Source data.
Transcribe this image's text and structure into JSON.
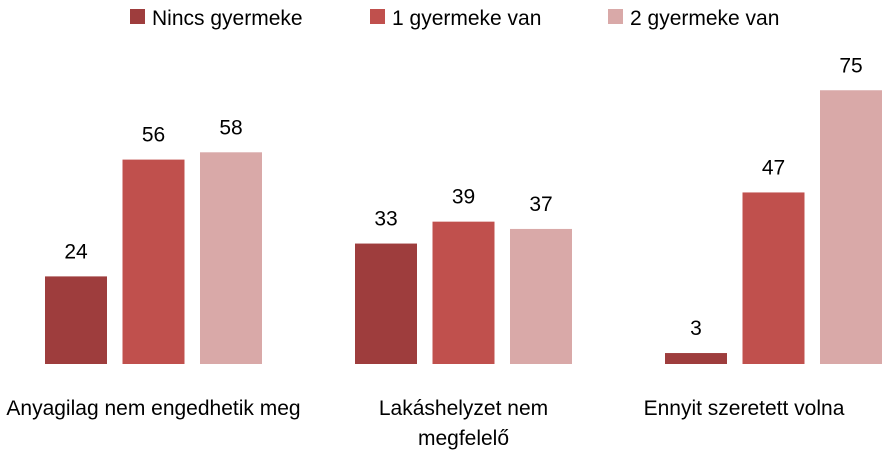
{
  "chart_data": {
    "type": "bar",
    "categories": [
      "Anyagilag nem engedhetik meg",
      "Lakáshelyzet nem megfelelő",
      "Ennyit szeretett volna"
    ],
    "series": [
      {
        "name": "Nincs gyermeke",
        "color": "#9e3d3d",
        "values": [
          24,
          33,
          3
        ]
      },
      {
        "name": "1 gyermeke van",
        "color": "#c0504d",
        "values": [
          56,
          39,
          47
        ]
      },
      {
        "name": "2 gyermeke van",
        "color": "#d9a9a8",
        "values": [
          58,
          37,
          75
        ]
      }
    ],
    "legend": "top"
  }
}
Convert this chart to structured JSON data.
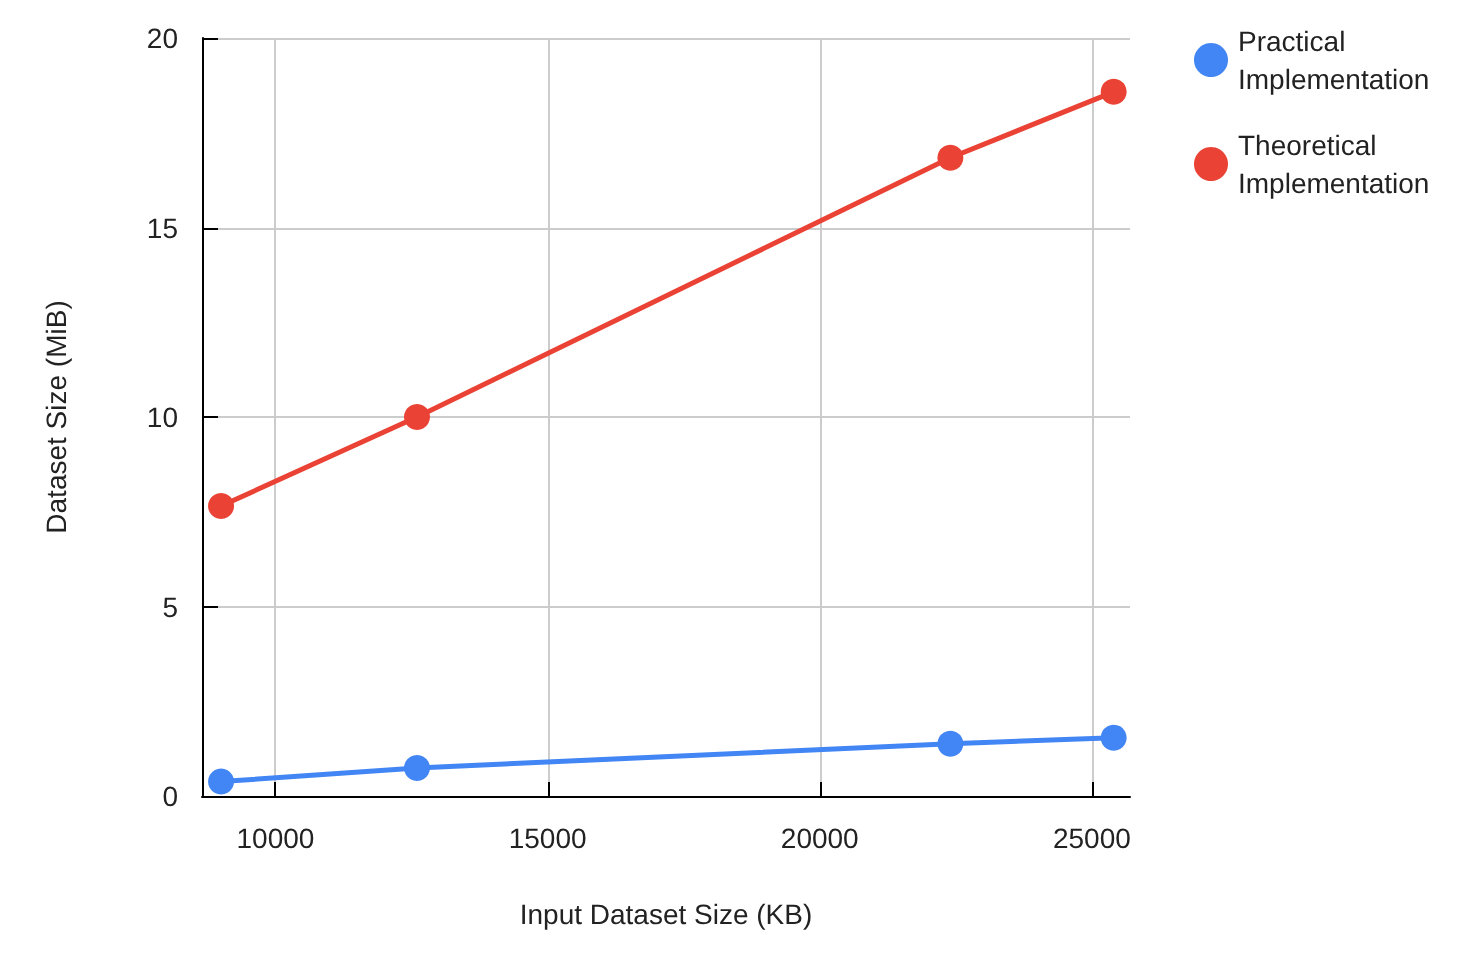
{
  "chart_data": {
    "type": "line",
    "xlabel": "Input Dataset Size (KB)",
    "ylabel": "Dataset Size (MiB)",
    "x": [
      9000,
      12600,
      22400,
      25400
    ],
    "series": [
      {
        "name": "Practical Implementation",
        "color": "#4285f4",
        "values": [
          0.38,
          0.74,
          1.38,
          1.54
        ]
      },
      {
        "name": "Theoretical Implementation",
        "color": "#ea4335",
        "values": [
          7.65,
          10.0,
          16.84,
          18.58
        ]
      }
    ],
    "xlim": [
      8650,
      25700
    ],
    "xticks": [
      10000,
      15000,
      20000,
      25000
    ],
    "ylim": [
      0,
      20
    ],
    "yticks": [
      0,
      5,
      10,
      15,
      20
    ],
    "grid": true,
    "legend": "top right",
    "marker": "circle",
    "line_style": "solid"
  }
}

Problem description.
Gather up, from the records above, each line where the word "name" appears.

Full response.
        "name": "Nincs gyermeke",
        "name": "1 gyermeke van",
        "name": "2 gyermeke van",
        "name": "Practical Implementation",
        "name": "Theoretical Implementation",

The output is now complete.